## REQUIRED WORK
Reproduce the listing below with every instance of "Mbps" changed to "megabits per second" and all other text unchanged. Omit the picture from your response.

## RECORDS FOR THIS EXERCISE
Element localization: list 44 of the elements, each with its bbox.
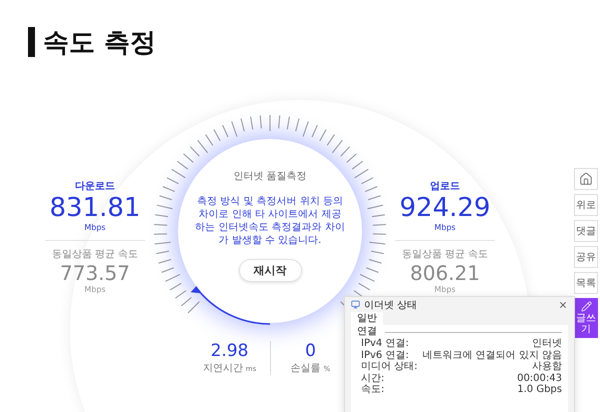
side-menu-button[interactable]: 글쓰기 <box>574 298 598 338</box>
average-label: 동일상품 평균 속도 <box>52 248 138 261</box>
unit-label: Mbps <box>84 285 106 294</box>
field-value: 00:00:43 <box>517 372 562 384</box>
speed-value: 924.29 <box>400 193 490 223</box>
unit-label: Mbps <box>434 285 456 294</box>
average-value: 773.57 <box>60 261 130 285</box>
field-label: IPv4 연결: <box>361 338 409 350</box>
field-value: 네트워크에 연결되어 있지 않음 <box>422 350 562 361</box>
speed-value: 831.81 <box>50 193 140 223</box>
field-value: 1.0 Gbps <box>517 384 562 396</box>
restart-button[interactable]: 재시작 <box>238 259 302 282</box>
side-menu-button[interactable]: 공유 <box>574 246 598 268</box>
field-label: 시간: <box>361 372 384 384</box>
title-bar-mark <box>28 27 35 57</box>
network-icon <box>351 300 360 309</box>
dial-title: 인터넷 품질측정 <box>233 170 307 183</box>
side-menu-button[interactable]: 댓글 <box>574 220 598 242</box>
stat-label: 다운로드 <box>75 180 115 193</box>
close-icon[interactable] <box>558 300 568 310</box>
pencil-icon <box>580 301 592 312</box>
notice-text: 측정 방식 및 측정서버 위치 등의 차이로 인해 타 사이트에서 제공하는 인터넷속도 측정결과와 차이가 발생할 수 있습니다. <box>195 195 345 247</box>
field-label: 속도: <box>361 384 384 396</box>
average-value: 806.21 <box>410 261 480 285</box>
unit-label: Mbps <box>434 223 456 232</box>
page-title: 속도 측정 <box>43 26 156 60</box>
stat-label: 업로드 <box>430 180 460 193</box>
field-value: 인터넷 <box>532 338 562 350</box>
home-icon <box>579 172 593 186</box>
side-menu-button[interactable]: 위로 <box>574 194 598 216</box>
section-label: 연결 <box>357 326 377 338</box>
home-button[interactable] <box>574 168 598 190</box>
unit-label: Mbps <box>84 223 106 232</box>
field-value: 사용함 <box>532 361 562 372</box>
metric-value: 0 <box>305 341 316 361</box>
side-menu-button[interactable]: 목록 <box>574 272 598 294</box>
average-label: 동일상품 평균 속도 <box>402 248 488 261</box>
metric-value: 2.98 <box>210 341 248 361</box>
field-label: IPv6 연결: <box>361 350 409 361</box>
field-label: 미디어 상태: <box>361 361 418 372</box>
metric-label: 손실률 <box>290 362 321 375</box>
tab[interactable]: 일반 <box>351 312 383 325</box>
window-title: 이더넷 상태 <box>364 298 418 312</box>
metric-label: 지연시간 <box>202 362 243 375</box>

## FULL RESPONSE
Element localization: list 44 of the elements, each with its bbox.
side-menu-button[interactable]: 글쓰기 <box>574 298 598 338</box>
average-label: 동일상품 평균 속도 <box>52 248 138 261</box>
unit-label: megabits per second <box>84 285 106 294</box>
field-value: 00:00:43 <box>517 372 562 384</box>
speed-value: 924.29 <box>400 193 490 223</box>
unit-label: megabits per second <box>434 285 456 294</box>
average-value: 773.57 <box>60 261 130 285</box>
field-label: IPv4 연결: <box>361 338 409 350</box>
field-value: 네트워크에 연결되어 있지 않음 <box>422 350 562 361</box>
speed-value: 831.81 <box>50 193 140 223</box>
field-value: 1.0 Gbps <box>517 384 562 396</box>
restart-button[interactable]: 재시작 <box>238 259 302 282</box>
side-menu-button[interactable]: 공유 <box>574 246 598 268</box>
field-label: 시간: <box>361 372 384 384</box>
title-bar-mark <box>28 27 35 57</box>
network-icon <box>351 300 360 309</box>
dial-title: 인터넷 품질측정 <box>233 170 307 183</box>
side-menu-button[interactable]: 댓글 <box>574 220 598 242</box>
stat-label: 다운로드 <box>75 180 115 193</box>
close-icon[interactable] <box>558 300 568 310</box>
pencil-icon <box>580 301 592 312</box>
notice-text: 측정 방식 및 측정서버 위치 등의 차이로 인해 타 사이트에서 제공하는 인터넷속도 측정결과와 차이가 발생할 수 있습니다. <box>195 195 345 247</box>
field-label: 속도: <box>361 384 384 396</box>
average-value: 806.21 <box>410 261 480 285</box>
unit-label: megabits per second <box>434 223 456 232</box>
page-title: 속도 측정 <box>43 26 156 60</box>
stat-label: 업로드 <box>430 180 460 193</box>
field-value: 인터넷 <box>532 338 562 350</box>
home-icon <box>579 172 593 186</box>
side-menu-button[interactable]: 위로 <box>574 194 598 216</box>
section-label: 연결 <box>357 326 377 338</box>
home-button[interactable] <box>574 168 598 190</box>
unit-label: megabits per second <box>84 223 106 232</box>
field-value: 사용함 <box>532 361 562 372</box>
metric-value: 0 <box>305 341 316 361</box>
side-menu-button[interactable]: 목록 <box>574 272 598 294</box>
average-label: 동일상품 평균 속도 <box>402 248 488 261</box>
metric-value: 2.98 <box>210 341 248 361</box>
field-label: IPv6 연결: <box>361 350 409 361</box>
field-label: 미디어 상태: <box>361 361 418 372</box>
metric-label: 손실률 <box>290 362 321 375</box>
tab[interactable]: 일반 <box>351 312 383 325</box>
window-title: 이더넷 상태 <box>364 298 418 312</box>
metric-label: 지연시간 <box>202 362 243 375</box>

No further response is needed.